Dataset extract
%%
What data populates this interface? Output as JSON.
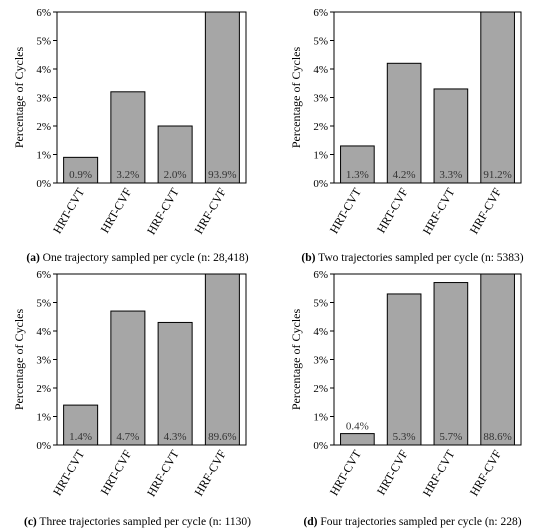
{
  "chart_data": [
    {
      "type": "bar",
      "ylabel": "Percentage of Cycles",
      "ylim": [
        0,
        6
      ],
      "yticks": [
        "0%",
        "1%",
        "2%",
        "3%",
        "4%",
        "5%",
        "6%"
      ],
      "categories": [
        "HRT-CVT",
        "HRT-CVF",
        "HRF-CVT",
        "HRF-CVF"
      ],
      "values": [
        0.9,
        3.2,
        2.0,
        93.9
      ],
      "data_labels": [
        "0.9%",
        "3.2%",
        "2.0%",
        "93.9%"
      ],
      "bar_color": "#a6a6a6",
      "caption_letter": "(a)",
      "caption_text": " One trajectory sampled per cycle (n: 28,418)"
    },
    {
      "type": "bar",
      "ylabel": "Percentage of Cycles",
      "ylim": [
        0,
        6
      ],
      "yticks": [
        "0%",
        "1%",
        "2%",
        "3%",
        "4%",
        "5%",
        "6%"
      ],
      "categories": [
        "HRT-CVT",
        "HRT-CVF",
        "HRF-CVT",
        "HRF-CVF"
      ],
      "values": [
        1.3,
        4.2,
        3.3,
        91.2
      ],
      "data_labels": [
        "1.3%",
        "4.2%",
        "3.3%",
        "91.2%"
      ],
      "bar_color": "#a6a6a6",
      "caption_letter": "(b)",
      "caption_text": " Two trajectories sampled per cycle (n: 5383)"
    },
    {
      "type": "bar",
      "ylabel": "Percentage of Cycles",
      "ylim": [
        0,
        6
      ],
      "yticks": [
        "0%",
        "1%",
        "2%",
        "3%",
        "4%",
        "5%",
        "6%"
      ],
      "categories": [
        "HRT-CVT",
        "HRT-CVF",
        "HRF-CVT",
        "HRF-CVF"
      ],
      "values": [
        1.4,
        4.7,
        4.3,
        89.6
      ],
      "data_labels": [
        "1.4%",
        "4.7%",
        "4.3%",
        "89.6%"
      ],
      "bar_color": "#a6a6a6",
      "caption_letter": "(c)",
      "caption_text": " Three trajectories sampled per cycle (n: 1130)"
    },
    {
      "type": "bar",
      "ylabel": "Percentage of Cycles",
      "ylim": [
        0,
        6
      ],
      "yticks": [
        "0%",
        "1%",
        "2%",
        "3%",
        "4%",
        "5%",
        "6%"
      ],
      "categories": [
        "HRT-CVT",
        "HRT-CVF",
        "HRF-CVT",
        "HRF-CVF"
      ],
      "values": [
        0.4,
        5.3,
        5.7,
        88.6
      ],
      "data_labels": [
        "0.4%",
        "5.3%",
        "5.7%",
        "88.6%"
      ],
      "bar_color": "#a6a6a6",
      "caption_letter": "(d)",
      "caption_text": " Four trajectories sampled per cycle (n: 228)"
    }
  ]
}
%%
Work to be completed
Say, as a single number and nothing more, how many lines of the entries contain the word "trajectories".

Task output
3